_WORK TO COMPLETE_
Take every line from the listing below that contains "number".
-- BEGIN DATA RECORDS --
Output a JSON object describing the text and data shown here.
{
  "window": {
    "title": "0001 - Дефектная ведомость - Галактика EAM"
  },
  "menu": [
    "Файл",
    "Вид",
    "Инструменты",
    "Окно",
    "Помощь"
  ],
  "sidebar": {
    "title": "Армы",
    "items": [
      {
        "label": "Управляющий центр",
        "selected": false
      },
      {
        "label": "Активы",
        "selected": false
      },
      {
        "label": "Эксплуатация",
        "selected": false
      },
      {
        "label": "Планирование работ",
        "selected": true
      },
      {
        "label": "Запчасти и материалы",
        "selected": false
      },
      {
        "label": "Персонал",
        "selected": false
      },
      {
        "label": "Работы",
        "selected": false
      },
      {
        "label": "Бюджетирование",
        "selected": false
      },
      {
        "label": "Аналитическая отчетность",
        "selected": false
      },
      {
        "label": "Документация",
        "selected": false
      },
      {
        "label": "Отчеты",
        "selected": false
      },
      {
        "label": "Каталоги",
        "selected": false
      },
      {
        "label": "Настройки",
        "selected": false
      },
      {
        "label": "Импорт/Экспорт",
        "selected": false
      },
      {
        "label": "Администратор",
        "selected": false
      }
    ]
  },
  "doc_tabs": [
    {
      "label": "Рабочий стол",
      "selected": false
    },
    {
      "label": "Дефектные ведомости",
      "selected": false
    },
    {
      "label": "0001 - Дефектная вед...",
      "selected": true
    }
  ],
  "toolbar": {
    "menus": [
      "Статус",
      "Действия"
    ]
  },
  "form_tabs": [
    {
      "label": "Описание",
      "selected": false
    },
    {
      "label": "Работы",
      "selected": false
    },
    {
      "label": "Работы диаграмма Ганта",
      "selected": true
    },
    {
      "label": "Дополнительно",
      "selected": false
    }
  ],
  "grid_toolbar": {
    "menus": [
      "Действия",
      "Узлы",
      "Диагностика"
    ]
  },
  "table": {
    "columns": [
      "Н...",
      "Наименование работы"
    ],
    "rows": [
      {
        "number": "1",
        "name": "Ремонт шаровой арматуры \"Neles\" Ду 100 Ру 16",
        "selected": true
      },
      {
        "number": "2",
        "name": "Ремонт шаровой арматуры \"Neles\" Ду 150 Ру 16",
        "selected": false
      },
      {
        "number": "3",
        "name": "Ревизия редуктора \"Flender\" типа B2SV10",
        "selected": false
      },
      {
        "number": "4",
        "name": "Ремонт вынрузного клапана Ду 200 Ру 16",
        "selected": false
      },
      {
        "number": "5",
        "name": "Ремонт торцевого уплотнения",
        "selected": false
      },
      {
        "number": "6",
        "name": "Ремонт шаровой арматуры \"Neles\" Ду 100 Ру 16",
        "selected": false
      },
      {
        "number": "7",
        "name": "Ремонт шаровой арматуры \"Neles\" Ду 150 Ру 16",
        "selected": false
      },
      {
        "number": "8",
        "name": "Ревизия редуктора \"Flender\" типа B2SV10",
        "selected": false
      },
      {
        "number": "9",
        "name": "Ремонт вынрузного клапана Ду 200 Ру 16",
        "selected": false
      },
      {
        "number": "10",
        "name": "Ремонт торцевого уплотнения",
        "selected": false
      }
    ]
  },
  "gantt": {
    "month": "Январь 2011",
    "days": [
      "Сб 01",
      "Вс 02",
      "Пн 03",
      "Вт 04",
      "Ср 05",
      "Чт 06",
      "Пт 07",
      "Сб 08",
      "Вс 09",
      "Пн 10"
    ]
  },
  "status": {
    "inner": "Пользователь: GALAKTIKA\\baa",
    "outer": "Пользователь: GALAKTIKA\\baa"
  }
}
-- END DATA RECORDS --
-- BEGIN DATA RECORDS --
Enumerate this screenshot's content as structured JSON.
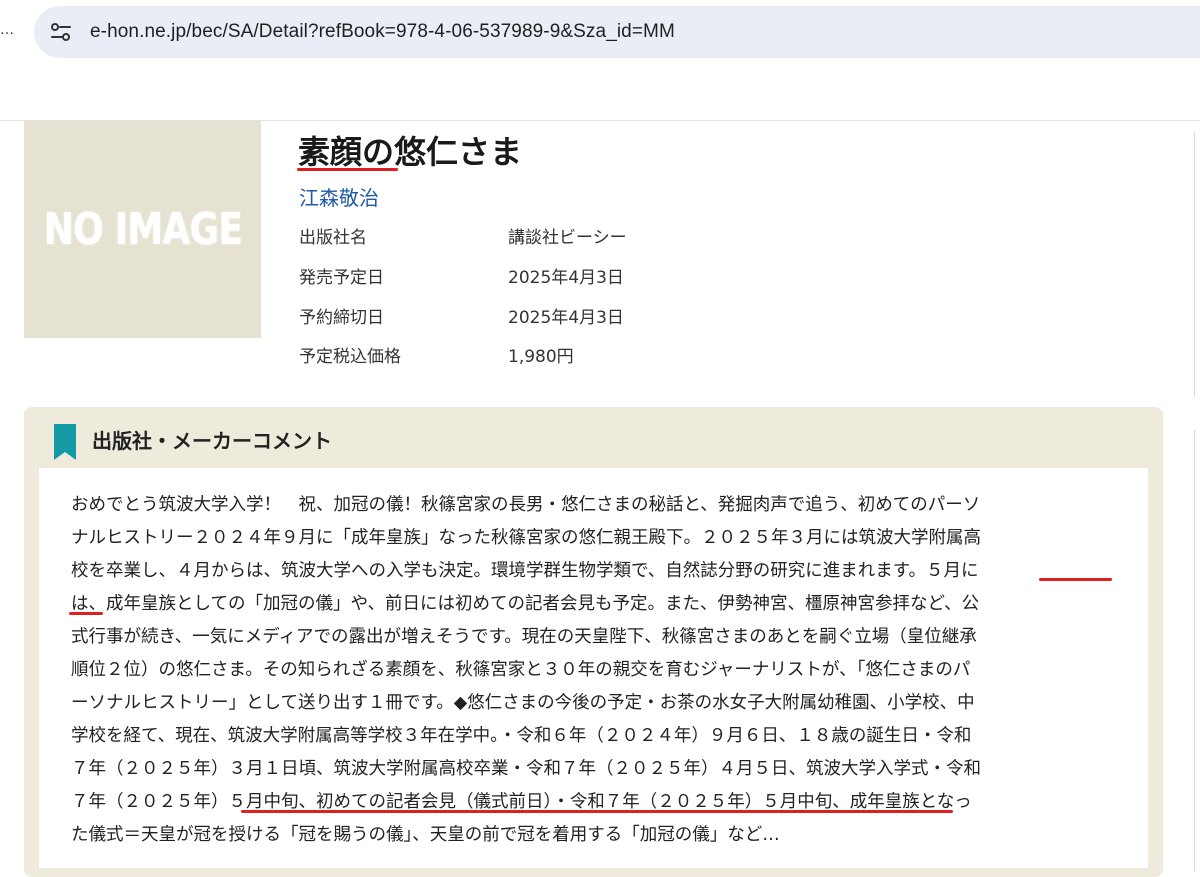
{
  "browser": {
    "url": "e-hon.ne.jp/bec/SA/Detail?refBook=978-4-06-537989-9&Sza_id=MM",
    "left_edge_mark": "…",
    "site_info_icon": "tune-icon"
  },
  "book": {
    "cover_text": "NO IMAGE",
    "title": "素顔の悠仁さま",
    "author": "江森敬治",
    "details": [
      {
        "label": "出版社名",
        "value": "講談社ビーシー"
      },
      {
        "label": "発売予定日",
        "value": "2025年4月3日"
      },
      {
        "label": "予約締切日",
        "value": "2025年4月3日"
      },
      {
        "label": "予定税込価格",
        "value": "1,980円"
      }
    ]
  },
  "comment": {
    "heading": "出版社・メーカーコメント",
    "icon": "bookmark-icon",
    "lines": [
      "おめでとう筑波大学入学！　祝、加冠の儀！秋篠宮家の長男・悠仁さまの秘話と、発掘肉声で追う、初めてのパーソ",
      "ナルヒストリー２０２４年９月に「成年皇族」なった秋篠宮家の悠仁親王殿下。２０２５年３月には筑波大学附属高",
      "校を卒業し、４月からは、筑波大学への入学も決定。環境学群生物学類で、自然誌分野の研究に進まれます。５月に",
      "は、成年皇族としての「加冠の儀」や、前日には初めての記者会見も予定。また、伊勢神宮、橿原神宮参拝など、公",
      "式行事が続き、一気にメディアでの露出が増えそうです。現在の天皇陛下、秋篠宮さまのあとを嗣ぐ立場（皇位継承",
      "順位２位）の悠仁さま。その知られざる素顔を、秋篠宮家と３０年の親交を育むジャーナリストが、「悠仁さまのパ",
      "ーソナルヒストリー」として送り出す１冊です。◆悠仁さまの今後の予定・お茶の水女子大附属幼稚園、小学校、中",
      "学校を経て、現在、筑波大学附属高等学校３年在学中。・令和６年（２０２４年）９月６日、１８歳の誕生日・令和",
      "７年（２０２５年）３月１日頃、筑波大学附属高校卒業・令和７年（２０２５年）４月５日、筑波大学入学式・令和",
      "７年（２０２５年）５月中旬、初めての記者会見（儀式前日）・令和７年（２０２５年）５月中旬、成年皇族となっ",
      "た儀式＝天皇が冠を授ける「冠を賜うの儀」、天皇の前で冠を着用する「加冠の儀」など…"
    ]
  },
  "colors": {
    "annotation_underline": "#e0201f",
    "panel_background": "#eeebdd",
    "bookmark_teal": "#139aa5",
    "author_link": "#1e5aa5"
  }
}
-- END DATA RECORDS --
_OUTPUT FOR THIS EXERCISE_
        "number": "1",
        "number": "2",
        "number": "3",
        "number": "4",
        "number": "5",
        "number": "6",
        "number": "7",
        "number": "8",
        "number": "9",
        "number": "10",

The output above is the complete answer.